* Extracted information *

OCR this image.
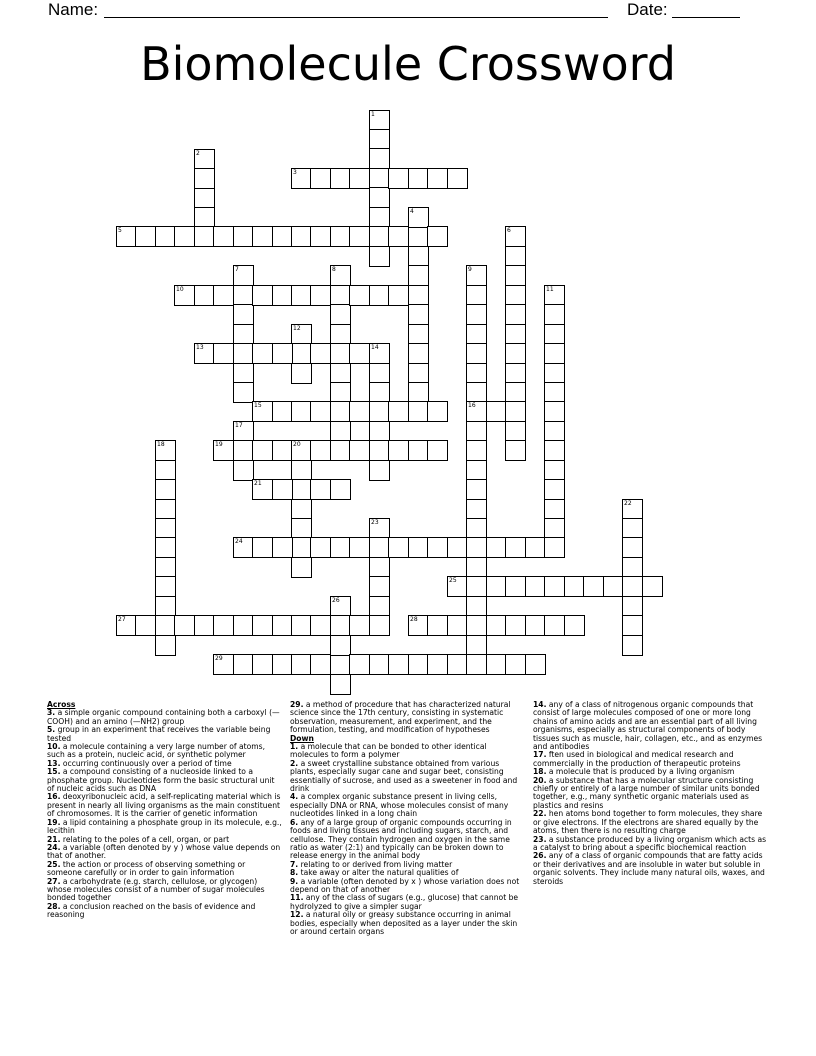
Name:	Date:
Biomolecule Crossword
1
2
3
4
5	6
7	8	9
10	11
12
13	14
15	16
17
18	19	20
21
22
23
24
25
26
27	28
29
Across
3. a simple organic compound containing both a carboxyl (—COOH) and an amino (—NH2) group
5. group in an experiment that receives the variable being tested
10. a molecule containing a very large number of atoms, such as a protein, nucleic acid, or synthetic polymer
13. occurring continuously over a period of time
15. a compound consisting of a nucleoside linked to a phosphate group. Nucleotides form the basic structural unit of nucleic acids such as DNA
16. deoxyribonucleic acid, a self-replicating material which is present in nearly all living organisms as the main constituent of chromosomes. It is the carrier of genetic information
19. a lipid containing a phosphate group in its molecule, e.g., lecithin
21. relating to the poles of a cell, organ, or part
24. a variable (often denoted by y ) whose value depends on that of another.
25. the action or process of observing something or someone carefully or in order to gain information
27. a carbohydrate (e.g. starch, cellulose, or glycogen) whose molecules consist of a number of sugar molecules bonded together
28. a conclusion reached on the basis of evidence and reasoning
29. a method of procedure that has characterized natural science since the 17th century, consisting in systematic observation, measurement, and experiment, and the formulation, testing, and modification of hypotheses
Down
1. a molecule that can be bonded to other identical molecules to form a polymer
2. a sweet crystalline substance obtained from various plants, especially sugar cane and sugar beet, consisting essentially of sucrose, and used as a sweetener in food and drink
4. a complex organic substance present in living cells, especially DNA or RNA, whose molecules consist of many nucleotides linked in a long chain
6. any of a large group of organic compounds occurring in foods and living tissues and including sugars, starch, and cellulose. They contain hydrogen and oxygen in the same ratio as water (2:1) and typically can be broken down to release energy in the animal body
7. relating to or derived from living matter
8. take away or alter the natural qualities of
9. a variable (often denoted by x ) whose variation does not depend on that of another
11. any of the class of sugars (e.g., glucose) that cannot be hydrolyzed to give a simpler sugar
12. a natural oily or greasy substance occurring in animal bodies, especially when deposited as a layer under the skin or around certain organs
14. any of a class of nitrogenous organic compounds that consist of large molecules composed of one or more long chains of amino acids and are an essential part of all living organisms, especially as structural components of body tissues such as muscle, hair, collagen, etc., and as enzymes and antibodies
17. ften used in biological and medical research and commercially in the production of therapeutic proteins
18. a molecule that is produced by a living organism
20. a substance that has a molecular structure consisting chiefly or entirely of a large number of similar units bonded together, e.g., many synthetic organic materials used as plastics and resins
22. hen atoms bond together to form molecules, they share or give electrons. If the electrons are shared equally by the atoms, then there is no resulting charge
23. a substance produced by a living organism which acts as a catalyst to bring about a specific biochemical reaction
26. any of a class of organic compounds that are fatty acids or their derivatives and are insoluble in water but soluble in organic solvents. They include many natural oils, waxes, and steroids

* Instructions for the task *
Transcribe the material exactly, keeping every word and none of the pictures.

* Exercise result *
OCR this image.
Name:	Date:
Biomolecule Crossword
1
2
3
4
5	6
7	8	9
10	11
12
13	14
15	16
17
18	19	20
21
22
23
24
25
26
27	28
29
Across
3. a simple organic compound containing both a carboxyl (—COOH) and an amino (—NH2) group
5. group in an experiment that receives the variable being tested
10. a molecule containing a very large number of atoms, such as a protein, nucleic acid, or synthetic polymer
13. occurring continuously over a period of time
15. a compound consisting of a nucleoside linked to a phosphate group. Nucleotides form the basic structural unit of nucleic acids such as DNA
16. deoxyribonucleic acid, a self-replicating material which is present in nearly all living organisms as the main constituent of chromosomes. It is the carrier of genetic information
19. a lipid containing a phosphate group in its molecule, e.g., lecithin
21. relating to the poles of a cell, organ, or part
24. a variable (often denoted by y ) whose value depends on that of another.
25. the action or process of observing something or someone carefully or in order to gain information
27. a carbohydrate (e.g. starch, cellulose, or glycogen) whose molecules consist of a number of sugar molecules bonded together
28. a conclusion reached on the basis of evidence and reasoning
29. a method of procedure that has characterized natural science since the 17th century, consisting in systematic observation, measurement, and experiment, and the formulation, testing, and modification of hypotheses
Down
1. a molecule that can be bonded to other identical molecules to form a polymer
2. a sweet crystalline substance obtained from various plants, especially sugar cane and sugar beet, consisting essentially of sucrose, and used as a sweetener in food and drink
4. a complex organic substance present in living cells, especially DNA or RNA, whose molecules consist of many nucleotides linked in a long chain
6. any of a large group of organic compounds occurring in foods and living tissues and including sugars, starch, and cellulose. They contain hydrogen and oxygen in the same ratio as water (2:1) and typically can be broken down to release energy in the animal body
7. relating to or derived from living matter
8. take away or alter the natural qualities of
9. a variable (often denoted by x ) whose variation does not depend on that of another
11. any of the class of sugars (e.g., glucose) that cannot be hydrolyzed to give a simpler sugar
12. a natural oily or greasy substance occurring in animal bodies, especially when deposited as a layer under the skin or around certain organs
14. any of a class of nitrogenous organic compounds that consist of large molecules composed of one or more long chains of amino acids and are an essential part of all living organisms, especially as structural components of body tissues such as muscle, hair, collagen, etc., and as enzymes and antibodies
17. ften used in biological and medical research and commercially in the production of therapeutic proteins
18. a molecule that is produced by a living organism
20. a substance that has a molecular structure consisting chiefly or entirely of a large number of similar units bonded together, e.g., many synthetic organic materials used as plastics and resins
22. hen atoms bond together to form molecules, they share or give electrons. If the electrons are shared equally by the atoms, then there is no resulting charge
23. a substance produced by a living organism which acts as a catalyst to bring about a specific biochemical reaction
26. any of a class of organic compounds that are fatty acids or their derivatives and are insoluble in water but soluble in organic solvents. They include many natural oils, waxes, and steroids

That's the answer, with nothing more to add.